● SHORT TASK: Every line below must be reproduced exactly. Copy them all.

● ROWS:
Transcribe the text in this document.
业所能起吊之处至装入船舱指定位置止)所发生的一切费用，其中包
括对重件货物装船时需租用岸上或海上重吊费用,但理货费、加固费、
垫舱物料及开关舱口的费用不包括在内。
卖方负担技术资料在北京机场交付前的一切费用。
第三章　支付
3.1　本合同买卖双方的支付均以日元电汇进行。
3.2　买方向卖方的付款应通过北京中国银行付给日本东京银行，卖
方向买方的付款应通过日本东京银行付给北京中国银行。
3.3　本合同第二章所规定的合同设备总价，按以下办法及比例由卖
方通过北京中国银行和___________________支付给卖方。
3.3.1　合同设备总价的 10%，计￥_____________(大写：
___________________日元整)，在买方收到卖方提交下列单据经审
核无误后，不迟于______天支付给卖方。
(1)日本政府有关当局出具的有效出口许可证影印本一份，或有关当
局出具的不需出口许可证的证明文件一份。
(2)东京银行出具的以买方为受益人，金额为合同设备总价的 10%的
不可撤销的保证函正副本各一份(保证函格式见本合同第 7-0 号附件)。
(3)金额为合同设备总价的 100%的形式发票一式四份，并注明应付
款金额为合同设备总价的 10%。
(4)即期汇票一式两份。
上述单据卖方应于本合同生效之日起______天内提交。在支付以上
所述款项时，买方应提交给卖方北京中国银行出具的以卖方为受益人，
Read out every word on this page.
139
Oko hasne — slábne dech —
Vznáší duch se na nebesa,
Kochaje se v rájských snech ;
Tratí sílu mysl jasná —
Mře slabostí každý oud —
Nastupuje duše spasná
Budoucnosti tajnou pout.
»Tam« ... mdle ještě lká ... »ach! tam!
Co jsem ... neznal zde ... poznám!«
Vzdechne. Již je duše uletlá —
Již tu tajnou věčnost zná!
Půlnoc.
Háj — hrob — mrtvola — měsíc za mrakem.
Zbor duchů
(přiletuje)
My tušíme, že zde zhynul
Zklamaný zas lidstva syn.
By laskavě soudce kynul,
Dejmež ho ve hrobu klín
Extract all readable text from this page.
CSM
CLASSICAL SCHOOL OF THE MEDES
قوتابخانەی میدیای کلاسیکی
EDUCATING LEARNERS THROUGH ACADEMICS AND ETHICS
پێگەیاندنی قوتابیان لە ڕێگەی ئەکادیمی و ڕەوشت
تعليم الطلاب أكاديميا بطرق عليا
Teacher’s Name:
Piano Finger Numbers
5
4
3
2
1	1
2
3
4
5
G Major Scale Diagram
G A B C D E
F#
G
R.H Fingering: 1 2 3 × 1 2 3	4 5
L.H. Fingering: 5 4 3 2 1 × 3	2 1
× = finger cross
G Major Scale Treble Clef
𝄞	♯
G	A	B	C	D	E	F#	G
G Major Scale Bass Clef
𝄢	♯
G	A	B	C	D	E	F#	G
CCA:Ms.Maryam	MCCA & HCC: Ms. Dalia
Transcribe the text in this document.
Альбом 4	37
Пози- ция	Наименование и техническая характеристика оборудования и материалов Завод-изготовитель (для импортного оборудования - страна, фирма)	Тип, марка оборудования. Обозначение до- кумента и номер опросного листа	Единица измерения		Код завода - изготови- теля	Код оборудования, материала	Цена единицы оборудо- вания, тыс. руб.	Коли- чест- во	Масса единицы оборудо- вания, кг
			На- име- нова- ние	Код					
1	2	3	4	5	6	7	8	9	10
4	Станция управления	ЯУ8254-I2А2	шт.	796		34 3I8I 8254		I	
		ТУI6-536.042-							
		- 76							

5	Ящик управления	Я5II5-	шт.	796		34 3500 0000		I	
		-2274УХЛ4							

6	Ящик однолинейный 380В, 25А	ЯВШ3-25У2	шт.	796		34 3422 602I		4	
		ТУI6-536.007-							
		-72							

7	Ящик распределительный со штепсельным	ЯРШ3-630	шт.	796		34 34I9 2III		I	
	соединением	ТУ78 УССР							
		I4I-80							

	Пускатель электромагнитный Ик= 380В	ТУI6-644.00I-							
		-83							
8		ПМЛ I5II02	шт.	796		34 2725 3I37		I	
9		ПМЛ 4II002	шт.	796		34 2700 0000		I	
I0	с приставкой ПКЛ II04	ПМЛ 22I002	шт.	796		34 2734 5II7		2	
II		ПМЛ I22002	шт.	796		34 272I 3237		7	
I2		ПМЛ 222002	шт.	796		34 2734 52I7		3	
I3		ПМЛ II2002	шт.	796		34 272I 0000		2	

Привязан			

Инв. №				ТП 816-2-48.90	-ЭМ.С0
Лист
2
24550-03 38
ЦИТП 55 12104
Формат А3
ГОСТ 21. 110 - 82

● RESPONSE:
Transcribe the text in this document.
业所能起吊之处至装入船舱指定位置止)所发生的一切费用，其中包
括对重件货物装船时需租用岸上或海上重吊费用,但理货费、加固费、
垫舱物料及开关舱口的费用不包括在内。
卖方负担技术资料在北京机场交付前的一切费用。
第三章　支付
3.1　本合同买卖双方的支付均以日元电汇进行。
3.2　买方向卖方的付款应通过北京中国银行付给日本东京银行，卖
方向买方的付款应通过日本东京银行付给北京中国银行。
3.3　本合同第二章所规定的合同设备总价，按以下办法及比例由卖
方通过北京中国银行和___________________支付给卖方。
3.3.1　合同设备总价的 10%，计￥_____________(大写：
___________________日元整)，在买方收到卖方提交下列单据经审
核无误后，不迟于______天支付给卖方。
(1)日本政府有关当局出具的有效出口许可证影印本一份，或有关当
局出具的不需出口许可证的证明文件一份。
(2)东京银行出具的以买方为受益人，金额为合同设备总价的 10%的
不可撤销的保证函正副本各一份(保证函格式见本合同第 7-0 号附件)。
(3)金额为合同设备总价的 100%的形式发票一式四份，并注明应付
款金额为合同设备总价的 10%。
(4)即期汇票一式两份。
上述单据卖方应于本合同生效之日起______天内提交。在支付以上
所述款项时，买方应提交给卖方北京中国银行出具的以卖方为受益人，
Read out every word on this page.
139
Oko hasne — slábne dech —
Vznáší duch se na nebesa,
Kochaje se v rájských snech ;
Tratí sílu mysl jasná —
Mře slabostí každý oud —
Nastupuje duše spasná
Budoucnosti tajnou pout.
»Tam« ... mdle ještě lká ... »ach! tam!
Co jsem ... neznal zde ... poznám!«
Vzdechne. Již je duše uletlá —
Již tu tajnou věčnost zná!
Půlnoc.
Háj — hrob — mrtvola — měsíc za mrakem.
Zbor duchů
(přiletuje)
My tušíme, že zde zhynul
Zklamaný zas lidstva syn.
By laskavě soudce kynul,
Dejmež ho ve hrobu klín
Extract all readable text from this page.
CSM
CLASSICAL SCHOOL OF THE MEDES
قوتابخانەی میدیای کلاسیکی
EDUCATING LEARNERS THROUGH ACADEMICS AND ETHICS
پێگەیاندنی قوتابیان لە ڕێگەی ئەکادیمی و ڕەوشت
تعليم الطلاب أكاديميا بطرق عليا
Teacher’s Name:
Piano Finger Numbers
5
4
3
2
1	1
2
3
4
5
G Major Scale Diagram
G A B C D E
F#
G
R.H Fingering: 1 2 3 × 1 2 3	4 5
L.H. Fingering: 5 4 3 2 1 × 3	2 1
× = finger cross
G Major Scale Treble Clef
𝄞	♯
G	A	B	C	D	E	F#	G
G Major Scale Bass Clef
𝄢	♯
G	A	B	C	D	E	F#	G
CCA:Ms.Maryam	MCCA & HCC: Ms. Dalia
Transcribe the text in this document.
Альбом 4	37
Пози- ция	Наименование и техническая характеристика оборудования и материалов Завод-изготовитель (для импортного оборудования - страна, фирма)	Тип, марка оборудования. Обозначение до- кумента и номер опросного листа	Единица измерения		Код завода - изготови- теля	Код оборудования, материала	Цена единицы оборудо- вания, тыс. руб.	Коли- чест- во	Масса единицы оборудо- вания, кг
			На- име- нова- ние	Код					
1	2	3	4	5	6	7	8	9	10
4	Станция управления	ЯУ8254-I2А2	шт.	796		34 3I8I 8254		I	
		ТУI6-536.042-							
		- 76							

5	Ящик управления	Я5II5-	шт.	796		34 3500 0000		I	
		-2274УХЛ4							

6	Ящик однолинейный 380В, 25А	ЯВШ3-25У2	шт.	796		34 3422 602I		4	
		ТУI6-536.007-							
		-72							

7	Ящик распределительный со штепсельным	ЯРШ3-630	шт.	796		34 34I9 2III		I	
	соединением	ТУ78 УССР							
		I4I-80							

	Пускатель электромагнитный Ик= 380В	ТУI6-644.00I-							
		-83							
8		ПМЛ I5II02	шт.	796		34 2725 3I37		I	
9		ПМЛ 4II002	шт.	796		34 2700 0000		I	
I0	с приставкой ПКЛ II04	ПМЛ 22I002	шт.	796		34 2734 5II7		2	
II		ПМЛ I22002	шт.	796		34 272I 3237		7	
I2		ПМЛ 222002	шт.	796		34 2734 52I7		3	
I3		ПМЛ II2002	шт.	796		34 272I 0000		2	

Привязан			

Инв. №				ТП 816-2-48.90	-ЭМ.С0
Лист
2
24550-03 38
ЦИТП 55 12104
Формат А3
ГОСТ 21. 110 - 82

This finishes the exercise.